*DIRECTION:* Starting at the beginning of the records and ending at the line containing "cell-item: 系统状态 xyxy=(236,375,285,389)", rename "bounding box" to "enclosing rectangle". Write out only those lines again, with nothing else changed.

*LISTED ENTRIES:*

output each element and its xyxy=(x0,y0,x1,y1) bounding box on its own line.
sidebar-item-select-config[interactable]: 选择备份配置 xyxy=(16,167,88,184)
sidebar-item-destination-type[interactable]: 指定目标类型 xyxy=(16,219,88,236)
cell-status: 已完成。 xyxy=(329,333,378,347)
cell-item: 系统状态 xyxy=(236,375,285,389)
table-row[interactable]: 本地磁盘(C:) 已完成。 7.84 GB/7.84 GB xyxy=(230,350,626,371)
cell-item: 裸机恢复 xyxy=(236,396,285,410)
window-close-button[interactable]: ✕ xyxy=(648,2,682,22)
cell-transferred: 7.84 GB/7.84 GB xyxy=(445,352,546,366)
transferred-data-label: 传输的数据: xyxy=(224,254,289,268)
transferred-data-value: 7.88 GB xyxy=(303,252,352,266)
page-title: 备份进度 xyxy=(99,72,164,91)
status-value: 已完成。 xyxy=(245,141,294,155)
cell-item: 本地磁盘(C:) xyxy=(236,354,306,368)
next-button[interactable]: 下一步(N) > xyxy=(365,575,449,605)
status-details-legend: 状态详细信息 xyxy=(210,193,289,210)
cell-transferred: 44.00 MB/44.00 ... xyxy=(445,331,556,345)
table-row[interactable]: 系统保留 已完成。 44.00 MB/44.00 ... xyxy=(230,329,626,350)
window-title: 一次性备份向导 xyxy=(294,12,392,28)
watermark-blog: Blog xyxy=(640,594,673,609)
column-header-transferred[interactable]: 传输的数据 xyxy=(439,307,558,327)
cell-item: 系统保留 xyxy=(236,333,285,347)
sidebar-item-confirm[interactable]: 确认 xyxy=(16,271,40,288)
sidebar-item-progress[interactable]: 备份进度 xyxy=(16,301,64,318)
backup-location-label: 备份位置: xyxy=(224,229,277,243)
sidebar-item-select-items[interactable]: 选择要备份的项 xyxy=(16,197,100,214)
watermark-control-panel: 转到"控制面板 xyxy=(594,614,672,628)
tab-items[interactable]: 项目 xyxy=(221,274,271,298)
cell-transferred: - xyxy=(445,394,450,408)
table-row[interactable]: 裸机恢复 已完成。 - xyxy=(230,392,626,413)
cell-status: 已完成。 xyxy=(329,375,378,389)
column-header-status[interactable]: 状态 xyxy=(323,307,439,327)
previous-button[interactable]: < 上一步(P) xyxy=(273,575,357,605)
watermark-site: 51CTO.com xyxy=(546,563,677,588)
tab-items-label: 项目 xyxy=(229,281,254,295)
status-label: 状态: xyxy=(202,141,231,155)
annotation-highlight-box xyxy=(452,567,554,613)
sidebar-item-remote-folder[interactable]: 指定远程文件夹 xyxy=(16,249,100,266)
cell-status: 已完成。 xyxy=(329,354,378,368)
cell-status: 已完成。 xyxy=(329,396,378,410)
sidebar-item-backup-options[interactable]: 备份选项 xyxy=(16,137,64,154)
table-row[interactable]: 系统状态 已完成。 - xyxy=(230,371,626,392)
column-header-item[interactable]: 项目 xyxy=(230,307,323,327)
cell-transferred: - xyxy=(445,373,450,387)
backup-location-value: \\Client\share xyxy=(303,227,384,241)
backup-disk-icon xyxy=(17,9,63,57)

*OUTPUT OF THE TASK:*
output each element and its xyxy=(x0,y0,x1,y1) enclosing rectangle on its own line.
sidebar-item-select-config[interactable]: 选择备份配置 xyxy=(16,167,88,184)
sidebar-item-destination-type[interactable]: 指定目标类型 xyxy=(16,219,88,236)
cell-status: 已完成。 xyxy=(329,333,378,347)
cell-item: 系统状态 xyxy=(236,375,285,389)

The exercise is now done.